--- BEGIN Records ---

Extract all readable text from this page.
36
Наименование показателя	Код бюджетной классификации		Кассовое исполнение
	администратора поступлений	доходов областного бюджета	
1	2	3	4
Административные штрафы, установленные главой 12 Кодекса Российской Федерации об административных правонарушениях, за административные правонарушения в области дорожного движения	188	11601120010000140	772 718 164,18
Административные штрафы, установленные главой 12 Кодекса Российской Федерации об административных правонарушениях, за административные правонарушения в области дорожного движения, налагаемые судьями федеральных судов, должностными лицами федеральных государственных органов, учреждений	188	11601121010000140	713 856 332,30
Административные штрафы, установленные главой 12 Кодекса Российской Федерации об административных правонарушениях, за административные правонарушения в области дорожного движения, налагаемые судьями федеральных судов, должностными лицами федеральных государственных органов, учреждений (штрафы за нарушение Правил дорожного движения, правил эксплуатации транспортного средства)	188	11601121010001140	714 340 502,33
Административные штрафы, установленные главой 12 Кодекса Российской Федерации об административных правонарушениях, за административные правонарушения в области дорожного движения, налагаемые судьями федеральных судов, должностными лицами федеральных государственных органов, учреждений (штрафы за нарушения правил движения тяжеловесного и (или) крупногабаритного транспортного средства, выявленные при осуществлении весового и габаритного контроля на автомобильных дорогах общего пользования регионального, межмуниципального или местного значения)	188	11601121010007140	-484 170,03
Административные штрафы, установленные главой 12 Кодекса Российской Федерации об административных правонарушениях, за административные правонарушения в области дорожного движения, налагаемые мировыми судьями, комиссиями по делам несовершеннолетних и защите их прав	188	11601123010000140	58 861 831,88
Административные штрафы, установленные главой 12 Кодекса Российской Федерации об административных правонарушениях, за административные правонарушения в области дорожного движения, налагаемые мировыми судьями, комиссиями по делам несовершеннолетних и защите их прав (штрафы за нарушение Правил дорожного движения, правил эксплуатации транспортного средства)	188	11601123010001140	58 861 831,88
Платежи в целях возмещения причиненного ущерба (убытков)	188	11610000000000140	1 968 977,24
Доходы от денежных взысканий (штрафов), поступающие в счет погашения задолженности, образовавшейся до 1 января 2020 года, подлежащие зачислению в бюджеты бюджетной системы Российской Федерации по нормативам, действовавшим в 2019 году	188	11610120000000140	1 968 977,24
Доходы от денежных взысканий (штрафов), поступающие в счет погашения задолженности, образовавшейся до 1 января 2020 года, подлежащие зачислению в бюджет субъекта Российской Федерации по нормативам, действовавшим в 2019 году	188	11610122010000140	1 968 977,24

--- END Records ---

# [Problem to work on]
Find the word "органов" in the entries, and copy every line it shows up in.

# [Solution to this task]
Административные штрафы, установленные главой 12 Кодекса Российской Федерации об административных правонарушениях, за административные правонарушения в области дорожного движения, налагаемые судьями федеральных судов, должностными лицами федеральных государственных органов, учреждений	188	11601121010000140	713 856 332,30
Административные штрафы, установленные главой 12 Кодекса Российской Федерации об административных правонарушениях, за административные правонарушения в области дорожного движения, налагаемые судьями федеральных судов, должностными лицами федеральных государственных органов, учреждений (штрафы за нарушение Правил дорожного движения, правил эксплуатации транспортного средства)	188	11601121010001140	714 340 502,33
Административные штрафы, установленные главой 12 Кодекса Российской Федерации об административных правонарушениях, за административные правонарушения в области дорожного движения, налагаемые судьями федеральных судов, должностными лицами федеральных государственных органов, учреждений (штрафы за нарушения правил движения тяжеловесного и (или) крупногабаритного транспортного средства, выявленные при осуществлении весового и габаритного контроля на автомобильных дорогах общего пользования регионального, межмуниципального или местного значения)	188	11601121010007140	-484 170,03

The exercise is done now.